-- GIVEN DATA --
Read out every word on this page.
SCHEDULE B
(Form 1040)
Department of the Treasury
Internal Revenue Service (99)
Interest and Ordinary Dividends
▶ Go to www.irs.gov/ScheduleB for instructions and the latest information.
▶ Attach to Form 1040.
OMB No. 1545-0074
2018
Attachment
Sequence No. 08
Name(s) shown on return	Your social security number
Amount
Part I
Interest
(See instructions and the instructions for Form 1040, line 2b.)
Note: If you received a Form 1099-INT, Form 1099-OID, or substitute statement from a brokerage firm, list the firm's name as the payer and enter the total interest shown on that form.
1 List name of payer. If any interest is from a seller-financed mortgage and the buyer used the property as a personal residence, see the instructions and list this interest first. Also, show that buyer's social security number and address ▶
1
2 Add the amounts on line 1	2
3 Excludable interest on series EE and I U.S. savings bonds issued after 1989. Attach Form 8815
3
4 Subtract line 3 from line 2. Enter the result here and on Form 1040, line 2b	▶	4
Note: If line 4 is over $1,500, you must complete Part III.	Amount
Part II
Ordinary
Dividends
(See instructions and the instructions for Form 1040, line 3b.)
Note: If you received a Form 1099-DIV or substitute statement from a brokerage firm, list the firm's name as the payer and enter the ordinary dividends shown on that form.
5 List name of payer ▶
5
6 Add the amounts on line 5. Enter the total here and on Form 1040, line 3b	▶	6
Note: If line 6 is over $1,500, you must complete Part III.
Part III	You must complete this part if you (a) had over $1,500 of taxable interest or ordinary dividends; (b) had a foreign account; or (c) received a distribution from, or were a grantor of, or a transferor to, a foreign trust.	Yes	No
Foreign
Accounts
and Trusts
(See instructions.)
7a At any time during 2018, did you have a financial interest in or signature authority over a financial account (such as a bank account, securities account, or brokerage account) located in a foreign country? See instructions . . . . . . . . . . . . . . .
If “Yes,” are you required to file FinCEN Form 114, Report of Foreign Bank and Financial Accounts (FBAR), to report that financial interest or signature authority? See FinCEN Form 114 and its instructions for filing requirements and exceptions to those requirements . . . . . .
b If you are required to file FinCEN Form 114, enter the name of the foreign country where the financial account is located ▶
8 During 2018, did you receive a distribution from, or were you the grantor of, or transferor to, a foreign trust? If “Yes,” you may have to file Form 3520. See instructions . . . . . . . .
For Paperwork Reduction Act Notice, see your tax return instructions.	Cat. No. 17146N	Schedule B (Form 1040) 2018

-- REQUIRED WORK --
Transcribe the full listing above without leaving anything out.

-- RESULT OF THE TASK --
Read out every word on this page.
SCHEDULE B
(Form 1040)
Department of the Treasury
Internal Revenue Service (99)
Interest and Ordinary Dividends
▶ Go to www.irs.gov/ScheduleB for instructions and the latest information.
▶ Attach to Form 1040.
OMB No. 1545-0074
2018
Attachment
Sequence No. 08
Name(s) shown on return	Your social security number
Amount
Part I
Interest
(See instructions and the instructions for Form 1040, line 2b.)
Note: If you received a Form 1099-INT, Form 1099-OID, or substitute statement from a brokerage firm, list the firm's name as the payer and enter the total interest shown on that form.
1 List name of payer. If any interest is from a seller-financed mortgage and the buyer used the property as a personal residence, see the instructions and list this interest first. Also, show that buyer's social security number and address ▶
1
2 Add the amounts on line 1	2
3 Excludable interest on series EE and I U.S. savings bonds issued after 1989. Attach Form 8815
3
4 Subtract line 3 from line 2. Enter the result here and on Form 1040, line 2b	▶	4
Note: If line 4 is over $1,500, you must complete Part III.	Amount
Part II
Ordinary
Dividends
(See instructions and the instructions for Form 1040, line 3b.)
Note: If you received a Form 1099-DIV or substitute statement from a brokerage firm, list the firm's name as the payer and enter the ordinary dividends shown on that form.
5 List name of payer ▶
5
6 Add the amounts on line 5. Enter the total here and on Form 1040, line 3b	▶	6
Note: If line 6 is over $1,500, you must complete Part III.
Part III	You must complete this part if you (a) had over $1,500 of taxable interest or ordinary dividends; (b) had a foreign account; or (c) received a distribution from, or were a grantor of, or a transferor to, a foreign trust.	Yes	No
Foreign
Accounts
and Trusts
(See instructions.)
7a At any time during 2018, did you have a financial interest in or signature authority over a financial account (such as a bank account, securities account, or brokerage account) located in a foreign country? See instructions . . . . . . . . . . . . . . .
If “Yes,” are you required to file FinCEN Form 114, Report of Foreign Bank and Financial Accounts (FBAR), to report that financial interest or signature authority? See FinCEN Form 114 and its instructions for filing requirements and exceptions to those requirements . . . . . .
b If you are required to file FinCEN Form 114, enter the name of the foreign country where the financial account is located ▶
8 During 2018, did you receive a distribution from, or were you the grantor of, or transferor to, a foreign trust? If “Yes,” you may have to file Form 3520. See instructions . . . . . . . .
For Paperwork Reduction Act Notice, see your tax return instructions.	Cat. No. 17146N	Schedule B (Form 1040) 2018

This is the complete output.